**Short task**
Give the count of lines containing the string "this", with no other output.

**Entries provided**
○ ○ ○ ○
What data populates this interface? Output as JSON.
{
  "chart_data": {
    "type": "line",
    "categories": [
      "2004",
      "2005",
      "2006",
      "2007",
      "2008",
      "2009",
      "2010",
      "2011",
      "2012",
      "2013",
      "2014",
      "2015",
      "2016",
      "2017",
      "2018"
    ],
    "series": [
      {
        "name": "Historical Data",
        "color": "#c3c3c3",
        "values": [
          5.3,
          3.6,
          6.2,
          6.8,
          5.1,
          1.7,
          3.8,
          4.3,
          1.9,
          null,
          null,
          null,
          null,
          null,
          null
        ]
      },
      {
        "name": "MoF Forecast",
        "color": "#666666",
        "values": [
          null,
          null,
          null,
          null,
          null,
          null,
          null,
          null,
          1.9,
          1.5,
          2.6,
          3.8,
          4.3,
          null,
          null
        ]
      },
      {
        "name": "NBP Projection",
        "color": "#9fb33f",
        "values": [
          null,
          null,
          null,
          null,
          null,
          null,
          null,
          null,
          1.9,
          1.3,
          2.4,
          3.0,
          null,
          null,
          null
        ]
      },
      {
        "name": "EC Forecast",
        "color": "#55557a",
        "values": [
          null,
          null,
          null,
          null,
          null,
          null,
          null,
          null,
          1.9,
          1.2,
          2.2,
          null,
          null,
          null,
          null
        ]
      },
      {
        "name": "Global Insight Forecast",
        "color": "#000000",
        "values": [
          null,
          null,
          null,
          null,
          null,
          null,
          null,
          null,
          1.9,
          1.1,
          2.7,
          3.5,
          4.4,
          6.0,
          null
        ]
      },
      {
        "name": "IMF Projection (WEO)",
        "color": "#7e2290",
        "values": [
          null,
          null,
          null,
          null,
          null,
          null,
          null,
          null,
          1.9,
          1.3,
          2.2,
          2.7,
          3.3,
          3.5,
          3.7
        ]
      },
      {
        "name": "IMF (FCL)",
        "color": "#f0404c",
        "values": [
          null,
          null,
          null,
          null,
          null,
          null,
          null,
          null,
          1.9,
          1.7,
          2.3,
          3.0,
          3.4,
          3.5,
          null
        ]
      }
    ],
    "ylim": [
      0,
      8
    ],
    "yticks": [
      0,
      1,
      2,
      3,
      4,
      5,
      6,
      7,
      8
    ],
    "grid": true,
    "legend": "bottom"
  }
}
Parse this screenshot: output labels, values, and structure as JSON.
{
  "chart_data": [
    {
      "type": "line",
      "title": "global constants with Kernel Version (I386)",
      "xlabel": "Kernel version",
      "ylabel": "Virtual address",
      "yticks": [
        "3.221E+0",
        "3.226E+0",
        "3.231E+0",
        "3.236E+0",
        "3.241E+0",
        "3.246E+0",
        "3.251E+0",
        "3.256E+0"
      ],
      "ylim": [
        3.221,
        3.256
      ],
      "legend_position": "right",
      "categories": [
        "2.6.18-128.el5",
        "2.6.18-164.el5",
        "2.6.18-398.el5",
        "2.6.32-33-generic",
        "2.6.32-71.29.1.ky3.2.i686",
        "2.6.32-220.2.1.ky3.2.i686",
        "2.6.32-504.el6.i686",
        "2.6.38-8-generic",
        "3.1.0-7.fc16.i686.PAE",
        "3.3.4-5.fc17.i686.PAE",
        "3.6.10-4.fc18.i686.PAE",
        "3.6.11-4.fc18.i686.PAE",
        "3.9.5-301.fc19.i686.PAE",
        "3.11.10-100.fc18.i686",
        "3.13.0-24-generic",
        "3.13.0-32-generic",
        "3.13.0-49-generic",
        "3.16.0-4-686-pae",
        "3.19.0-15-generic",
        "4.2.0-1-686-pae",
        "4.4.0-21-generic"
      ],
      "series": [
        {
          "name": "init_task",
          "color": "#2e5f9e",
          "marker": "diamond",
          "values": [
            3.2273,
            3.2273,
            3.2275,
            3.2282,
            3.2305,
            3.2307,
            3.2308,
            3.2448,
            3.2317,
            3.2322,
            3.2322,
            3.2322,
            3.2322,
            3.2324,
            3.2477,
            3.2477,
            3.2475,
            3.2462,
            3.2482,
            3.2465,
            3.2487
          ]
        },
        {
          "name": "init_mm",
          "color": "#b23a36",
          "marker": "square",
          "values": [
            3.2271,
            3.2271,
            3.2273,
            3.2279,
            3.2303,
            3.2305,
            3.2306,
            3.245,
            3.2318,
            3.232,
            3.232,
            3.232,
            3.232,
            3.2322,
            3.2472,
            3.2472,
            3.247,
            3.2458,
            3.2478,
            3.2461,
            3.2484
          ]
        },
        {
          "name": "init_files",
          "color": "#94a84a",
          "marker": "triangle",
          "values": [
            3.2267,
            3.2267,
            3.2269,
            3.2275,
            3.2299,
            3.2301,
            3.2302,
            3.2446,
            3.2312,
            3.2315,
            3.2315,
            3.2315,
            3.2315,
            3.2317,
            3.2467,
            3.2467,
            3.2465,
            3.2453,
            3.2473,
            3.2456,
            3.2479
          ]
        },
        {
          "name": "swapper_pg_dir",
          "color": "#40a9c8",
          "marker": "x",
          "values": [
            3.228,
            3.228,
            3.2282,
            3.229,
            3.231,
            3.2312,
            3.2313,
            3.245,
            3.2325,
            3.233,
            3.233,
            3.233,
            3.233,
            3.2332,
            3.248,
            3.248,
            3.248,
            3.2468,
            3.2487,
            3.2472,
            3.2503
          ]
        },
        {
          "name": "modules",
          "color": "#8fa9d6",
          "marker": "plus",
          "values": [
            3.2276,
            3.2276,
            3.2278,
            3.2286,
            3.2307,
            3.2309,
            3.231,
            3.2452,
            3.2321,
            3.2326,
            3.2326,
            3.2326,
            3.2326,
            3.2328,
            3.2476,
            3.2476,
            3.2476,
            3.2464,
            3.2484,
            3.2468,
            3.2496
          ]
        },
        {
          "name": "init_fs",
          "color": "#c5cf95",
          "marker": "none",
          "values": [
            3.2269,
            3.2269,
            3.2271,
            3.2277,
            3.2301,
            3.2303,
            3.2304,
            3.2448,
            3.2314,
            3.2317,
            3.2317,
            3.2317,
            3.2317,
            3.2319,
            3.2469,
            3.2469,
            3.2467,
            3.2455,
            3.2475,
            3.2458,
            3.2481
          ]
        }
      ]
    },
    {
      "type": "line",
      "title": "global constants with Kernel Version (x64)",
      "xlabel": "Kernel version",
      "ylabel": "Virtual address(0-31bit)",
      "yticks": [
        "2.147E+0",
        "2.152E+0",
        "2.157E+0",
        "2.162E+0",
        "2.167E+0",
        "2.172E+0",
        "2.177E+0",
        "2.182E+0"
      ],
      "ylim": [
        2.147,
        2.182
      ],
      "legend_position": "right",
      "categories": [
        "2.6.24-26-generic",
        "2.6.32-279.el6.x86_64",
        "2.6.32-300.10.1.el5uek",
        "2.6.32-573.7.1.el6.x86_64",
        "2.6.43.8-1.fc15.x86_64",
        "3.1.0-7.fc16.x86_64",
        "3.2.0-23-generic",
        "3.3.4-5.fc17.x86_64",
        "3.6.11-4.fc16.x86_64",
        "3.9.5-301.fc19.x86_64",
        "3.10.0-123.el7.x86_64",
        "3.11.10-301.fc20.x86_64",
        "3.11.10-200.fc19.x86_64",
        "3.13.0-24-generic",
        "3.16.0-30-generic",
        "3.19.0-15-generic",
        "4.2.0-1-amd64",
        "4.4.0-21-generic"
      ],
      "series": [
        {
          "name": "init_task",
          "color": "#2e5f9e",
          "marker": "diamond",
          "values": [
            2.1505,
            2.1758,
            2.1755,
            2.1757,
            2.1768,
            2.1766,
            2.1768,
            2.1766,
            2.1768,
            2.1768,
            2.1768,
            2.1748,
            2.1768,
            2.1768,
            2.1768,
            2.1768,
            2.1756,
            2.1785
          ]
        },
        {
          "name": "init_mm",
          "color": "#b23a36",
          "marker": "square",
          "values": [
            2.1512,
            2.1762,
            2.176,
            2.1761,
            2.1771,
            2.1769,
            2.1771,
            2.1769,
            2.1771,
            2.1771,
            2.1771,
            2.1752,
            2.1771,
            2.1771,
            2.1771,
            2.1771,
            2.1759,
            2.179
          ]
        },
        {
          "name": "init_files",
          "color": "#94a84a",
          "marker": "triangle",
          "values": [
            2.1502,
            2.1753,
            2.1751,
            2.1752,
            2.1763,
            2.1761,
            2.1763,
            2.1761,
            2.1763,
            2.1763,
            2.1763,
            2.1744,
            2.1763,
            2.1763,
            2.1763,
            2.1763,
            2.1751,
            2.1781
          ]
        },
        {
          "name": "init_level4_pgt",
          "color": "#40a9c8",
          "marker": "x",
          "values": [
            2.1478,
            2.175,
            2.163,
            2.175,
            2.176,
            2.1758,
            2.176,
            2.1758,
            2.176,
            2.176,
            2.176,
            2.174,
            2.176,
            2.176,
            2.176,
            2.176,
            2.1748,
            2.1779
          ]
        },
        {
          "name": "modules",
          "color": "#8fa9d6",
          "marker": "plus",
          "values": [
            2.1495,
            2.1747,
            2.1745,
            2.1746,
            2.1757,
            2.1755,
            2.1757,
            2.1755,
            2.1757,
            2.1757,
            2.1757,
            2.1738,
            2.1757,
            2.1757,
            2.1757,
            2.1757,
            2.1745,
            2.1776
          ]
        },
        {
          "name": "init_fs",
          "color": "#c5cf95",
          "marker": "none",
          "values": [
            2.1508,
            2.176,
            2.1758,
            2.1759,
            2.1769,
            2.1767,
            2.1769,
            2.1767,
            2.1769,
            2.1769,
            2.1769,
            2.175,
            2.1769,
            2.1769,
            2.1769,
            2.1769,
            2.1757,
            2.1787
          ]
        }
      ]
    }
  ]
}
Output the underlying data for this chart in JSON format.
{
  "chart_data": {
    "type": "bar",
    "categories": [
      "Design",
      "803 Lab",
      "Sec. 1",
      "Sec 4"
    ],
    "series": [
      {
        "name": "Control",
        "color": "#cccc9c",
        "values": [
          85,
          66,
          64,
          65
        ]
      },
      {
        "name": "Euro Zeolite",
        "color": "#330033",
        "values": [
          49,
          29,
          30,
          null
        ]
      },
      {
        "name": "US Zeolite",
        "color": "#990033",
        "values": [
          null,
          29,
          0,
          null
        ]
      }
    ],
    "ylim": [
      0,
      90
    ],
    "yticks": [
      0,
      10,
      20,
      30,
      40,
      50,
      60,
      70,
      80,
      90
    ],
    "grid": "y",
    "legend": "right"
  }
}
○ ○ ○ ○
**Finished task**
3